Scan each line of the records for the word "OVERTHINKING" and extract the ones that have it.
_ _ _ _ _
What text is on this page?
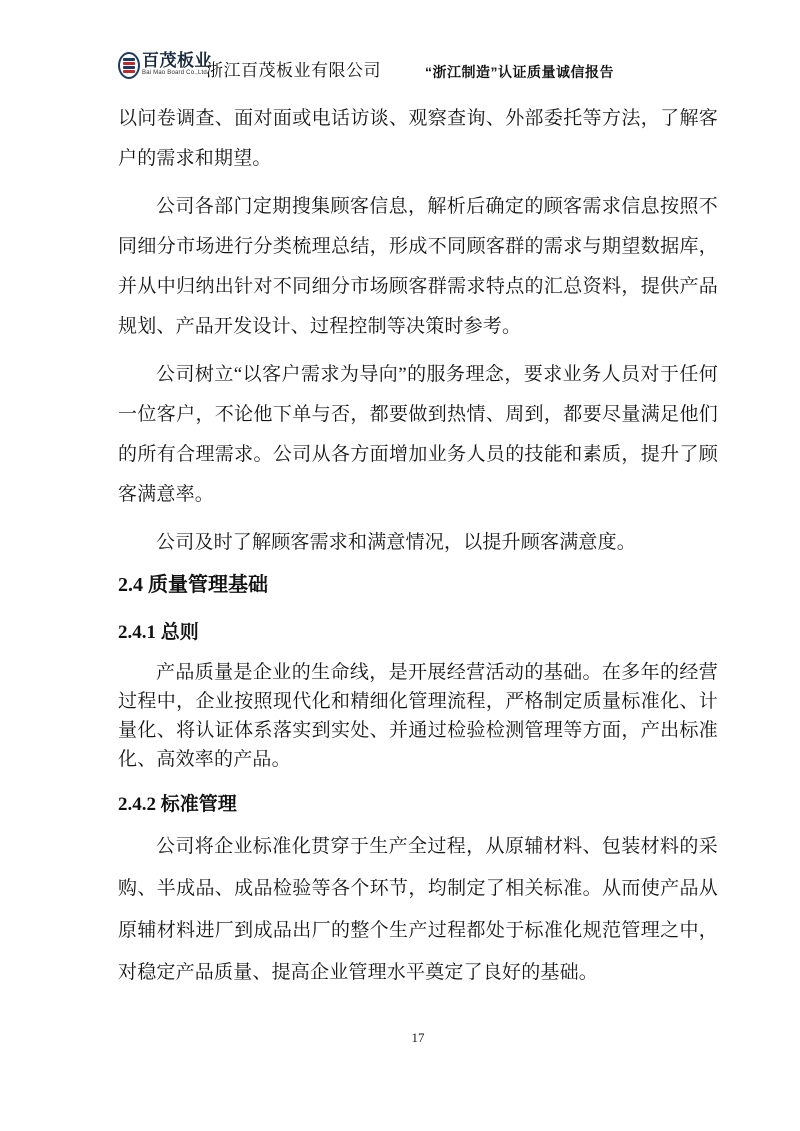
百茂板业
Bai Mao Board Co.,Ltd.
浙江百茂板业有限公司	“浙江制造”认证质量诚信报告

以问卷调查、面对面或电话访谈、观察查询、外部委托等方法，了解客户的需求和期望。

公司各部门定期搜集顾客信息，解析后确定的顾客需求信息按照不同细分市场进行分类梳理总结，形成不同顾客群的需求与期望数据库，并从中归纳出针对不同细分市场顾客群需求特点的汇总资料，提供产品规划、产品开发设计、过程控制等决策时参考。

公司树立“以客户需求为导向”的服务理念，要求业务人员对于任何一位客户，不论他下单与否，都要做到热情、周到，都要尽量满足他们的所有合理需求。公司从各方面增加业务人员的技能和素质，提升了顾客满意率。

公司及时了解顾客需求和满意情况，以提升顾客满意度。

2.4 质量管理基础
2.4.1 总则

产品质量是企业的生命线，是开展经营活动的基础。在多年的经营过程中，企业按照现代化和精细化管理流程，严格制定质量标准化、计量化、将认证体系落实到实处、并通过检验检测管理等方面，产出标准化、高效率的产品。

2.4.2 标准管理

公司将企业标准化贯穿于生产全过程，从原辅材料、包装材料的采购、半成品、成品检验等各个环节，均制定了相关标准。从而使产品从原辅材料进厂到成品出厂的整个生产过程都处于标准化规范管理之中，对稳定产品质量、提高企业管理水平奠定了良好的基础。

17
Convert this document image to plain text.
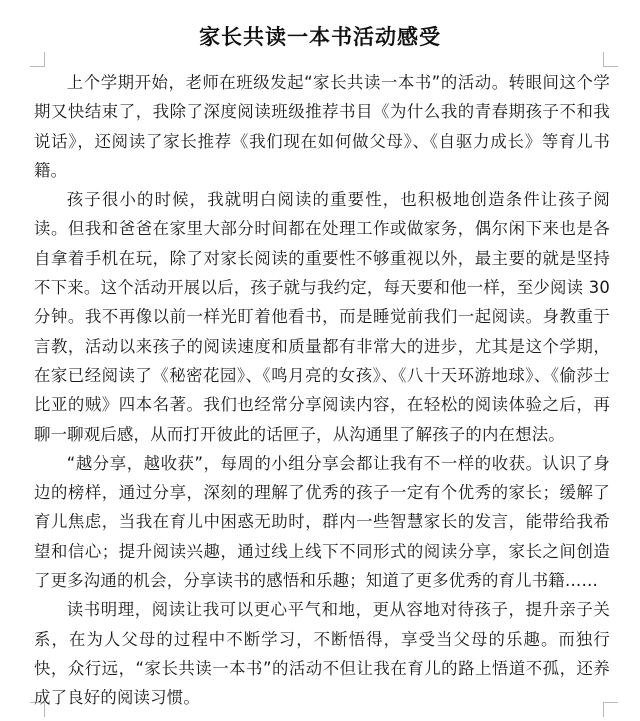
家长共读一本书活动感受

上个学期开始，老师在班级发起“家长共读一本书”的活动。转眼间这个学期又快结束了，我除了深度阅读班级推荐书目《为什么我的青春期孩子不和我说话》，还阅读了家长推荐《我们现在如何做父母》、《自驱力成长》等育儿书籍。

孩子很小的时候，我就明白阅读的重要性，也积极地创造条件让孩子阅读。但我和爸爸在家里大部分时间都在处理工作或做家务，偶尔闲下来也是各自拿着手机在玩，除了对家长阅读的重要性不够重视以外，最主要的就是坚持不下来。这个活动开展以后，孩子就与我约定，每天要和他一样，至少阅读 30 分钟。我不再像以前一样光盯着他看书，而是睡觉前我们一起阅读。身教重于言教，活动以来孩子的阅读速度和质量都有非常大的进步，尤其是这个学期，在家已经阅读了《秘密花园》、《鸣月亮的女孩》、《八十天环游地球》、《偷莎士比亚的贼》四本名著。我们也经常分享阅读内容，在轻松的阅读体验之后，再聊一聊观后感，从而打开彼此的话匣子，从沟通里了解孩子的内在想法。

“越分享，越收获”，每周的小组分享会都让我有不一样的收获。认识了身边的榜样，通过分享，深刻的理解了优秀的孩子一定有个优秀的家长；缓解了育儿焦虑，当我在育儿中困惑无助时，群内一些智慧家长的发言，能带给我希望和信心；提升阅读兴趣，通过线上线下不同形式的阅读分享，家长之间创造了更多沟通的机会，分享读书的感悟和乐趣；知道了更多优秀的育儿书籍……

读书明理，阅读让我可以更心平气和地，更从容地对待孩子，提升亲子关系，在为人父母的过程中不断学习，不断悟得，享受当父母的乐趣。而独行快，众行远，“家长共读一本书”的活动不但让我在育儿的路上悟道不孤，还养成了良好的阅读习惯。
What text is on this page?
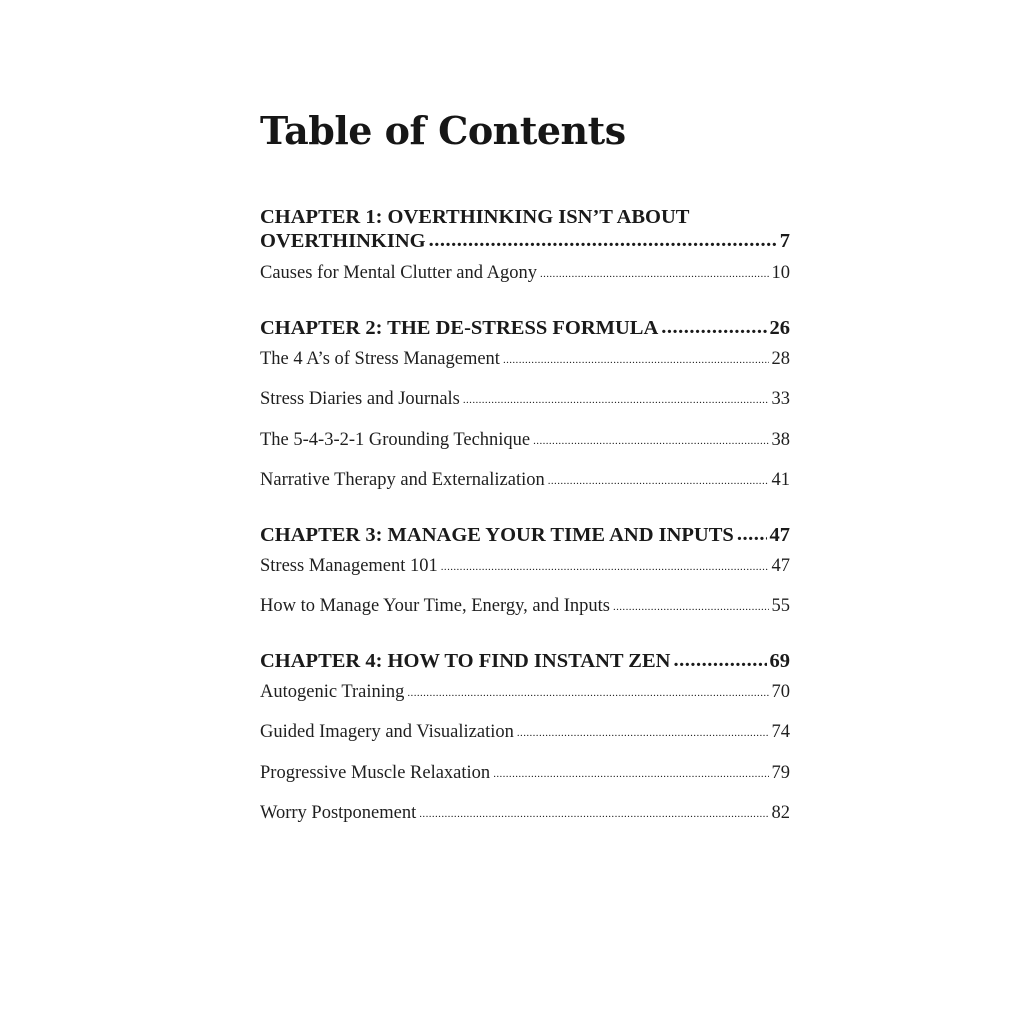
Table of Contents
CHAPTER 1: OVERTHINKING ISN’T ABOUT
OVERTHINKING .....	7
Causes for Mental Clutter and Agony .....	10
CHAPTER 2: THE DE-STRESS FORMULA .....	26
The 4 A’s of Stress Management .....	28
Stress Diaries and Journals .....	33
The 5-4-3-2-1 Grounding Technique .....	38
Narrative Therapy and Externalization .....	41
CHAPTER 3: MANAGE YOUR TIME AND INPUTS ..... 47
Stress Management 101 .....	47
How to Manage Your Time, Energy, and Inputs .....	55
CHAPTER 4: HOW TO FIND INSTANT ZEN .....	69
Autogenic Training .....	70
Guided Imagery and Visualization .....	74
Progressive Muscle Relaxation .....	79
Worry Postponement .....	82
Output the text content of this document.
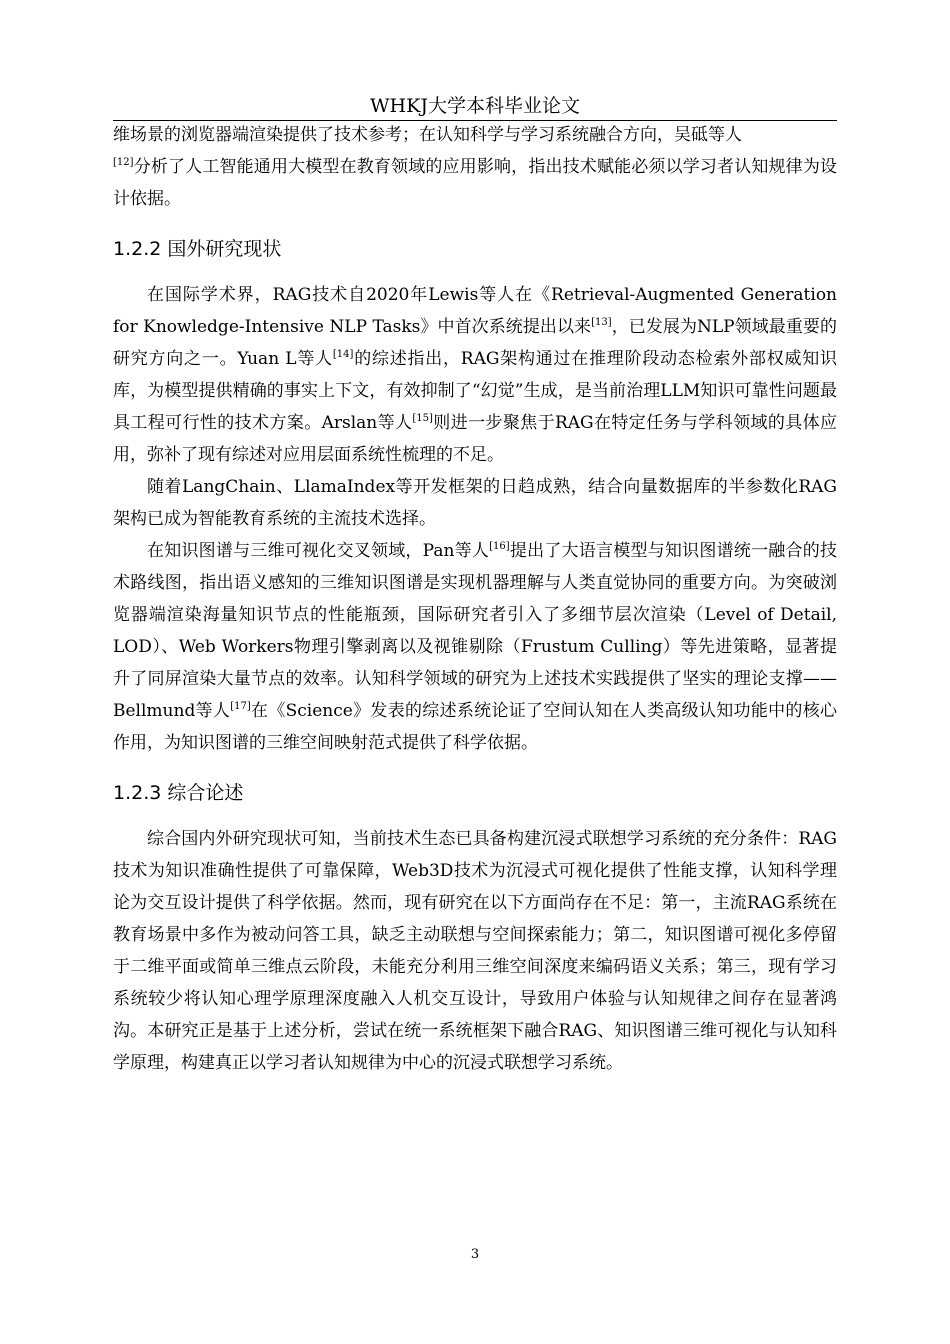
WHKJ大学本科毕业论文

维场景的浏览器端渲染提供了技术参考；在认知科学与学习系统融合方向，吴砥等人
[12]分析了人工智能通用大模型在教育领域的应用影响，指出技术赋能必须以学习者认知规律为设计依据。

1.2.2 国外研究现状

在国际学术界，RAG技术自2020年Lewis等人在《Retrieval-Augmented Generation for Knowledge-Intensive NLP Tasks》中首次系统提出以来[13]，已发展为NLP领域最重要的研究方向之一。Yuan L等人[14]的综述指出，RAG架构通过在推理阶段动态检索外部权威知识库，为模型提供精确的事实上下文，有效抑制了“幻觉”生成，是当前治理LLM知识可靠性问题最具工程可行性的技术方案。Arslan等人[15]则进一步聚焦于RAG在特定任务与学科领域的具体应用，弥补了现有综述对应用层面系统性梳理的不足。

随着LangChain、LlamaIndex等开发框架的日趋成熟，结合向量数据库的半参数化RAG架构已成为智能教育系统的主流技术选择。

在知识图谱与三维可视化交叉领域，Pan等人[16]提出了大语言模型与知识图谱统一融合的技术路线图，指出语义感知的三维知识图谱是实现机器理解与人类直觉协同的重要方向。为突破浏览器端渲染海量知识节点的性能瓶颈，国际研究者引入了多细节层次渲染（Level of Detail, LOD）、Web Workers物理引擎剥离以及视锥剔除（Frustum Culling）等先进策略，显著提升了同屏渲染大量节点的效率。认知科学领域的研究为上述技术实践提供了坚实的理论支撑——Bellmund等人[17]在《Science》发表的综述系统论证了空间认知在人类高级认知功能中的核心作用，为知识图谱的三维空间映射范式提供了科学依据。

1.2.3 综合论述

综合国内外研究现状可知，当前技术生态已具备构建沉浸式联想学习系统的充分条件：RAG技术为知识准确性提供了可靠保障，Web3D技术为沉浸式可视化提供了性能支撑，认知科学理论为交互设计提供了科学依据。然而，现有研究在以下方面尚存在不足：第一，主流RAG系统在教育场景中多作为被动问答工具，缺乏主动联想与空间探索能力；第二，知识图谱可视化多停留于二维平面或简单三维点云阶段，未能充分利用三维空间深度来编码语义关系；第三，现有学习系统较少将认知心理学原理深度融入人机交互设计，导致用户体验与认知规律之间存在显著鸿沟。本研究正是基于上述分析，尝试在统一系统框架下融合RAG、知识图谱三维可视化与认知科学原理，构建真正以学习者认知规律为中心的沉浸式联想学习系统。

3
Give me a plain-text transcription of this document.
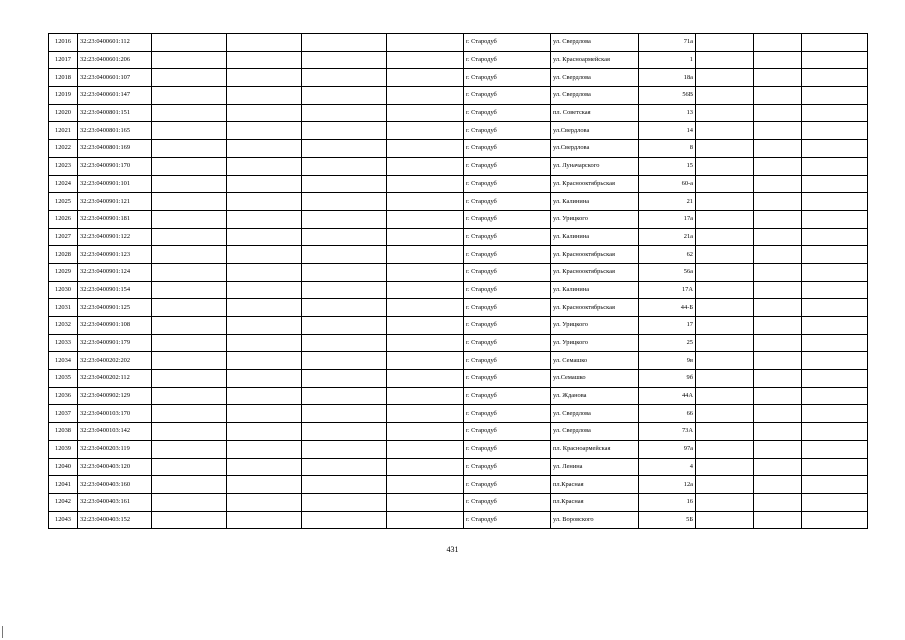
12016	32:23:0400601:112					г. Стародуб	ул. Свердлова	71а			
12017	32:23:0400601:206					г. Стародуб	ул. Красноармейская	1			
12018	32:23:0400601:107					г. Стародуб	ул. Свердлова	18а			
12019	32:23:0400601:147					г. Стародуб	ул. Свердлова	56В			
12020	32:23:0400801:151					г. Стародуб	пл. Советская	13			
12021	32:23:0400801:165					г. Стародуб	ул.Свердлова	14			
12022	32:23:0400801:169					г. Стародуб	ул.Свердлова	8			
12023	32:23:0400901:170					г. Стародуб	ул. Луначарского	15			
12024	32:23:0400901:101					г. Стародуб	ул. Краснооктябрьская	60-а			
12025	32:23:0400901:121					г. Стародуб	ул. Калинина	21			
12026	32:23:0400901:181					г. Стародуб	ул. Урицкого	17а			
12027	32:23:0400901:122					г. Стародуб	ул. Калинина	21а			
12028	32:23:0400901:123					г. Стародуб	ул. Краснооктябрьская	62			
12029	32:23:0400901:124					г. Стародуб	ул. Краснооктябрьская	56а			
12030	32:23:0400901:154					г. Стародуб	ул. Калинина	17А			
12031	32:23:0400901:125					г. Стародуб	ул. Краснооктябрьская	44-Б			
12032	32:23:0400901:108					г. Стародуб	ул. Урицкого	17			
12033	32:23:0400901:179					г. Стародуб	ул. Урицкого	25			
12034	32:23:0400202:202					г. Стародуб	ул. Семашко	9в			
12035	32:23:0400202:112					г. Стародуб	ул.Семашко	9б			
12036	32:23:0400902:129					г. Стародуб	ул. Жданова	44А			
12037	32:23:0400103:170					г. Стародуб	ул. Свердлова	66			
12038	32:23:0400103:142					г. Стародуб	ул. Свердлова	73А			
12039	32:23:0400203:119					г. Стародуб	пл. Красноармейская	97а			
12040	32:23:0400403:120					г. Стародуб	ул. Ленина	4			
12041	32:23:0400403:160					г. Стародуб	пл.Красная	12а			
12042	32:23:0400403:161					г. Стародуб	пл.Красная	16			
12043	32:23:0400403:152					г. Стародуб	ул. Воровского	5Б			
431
_ _ _ _ _
Reply |
CHAPTER 1: OVERTHINKING ISN’T ABOUT
OVERTHINKING .....	7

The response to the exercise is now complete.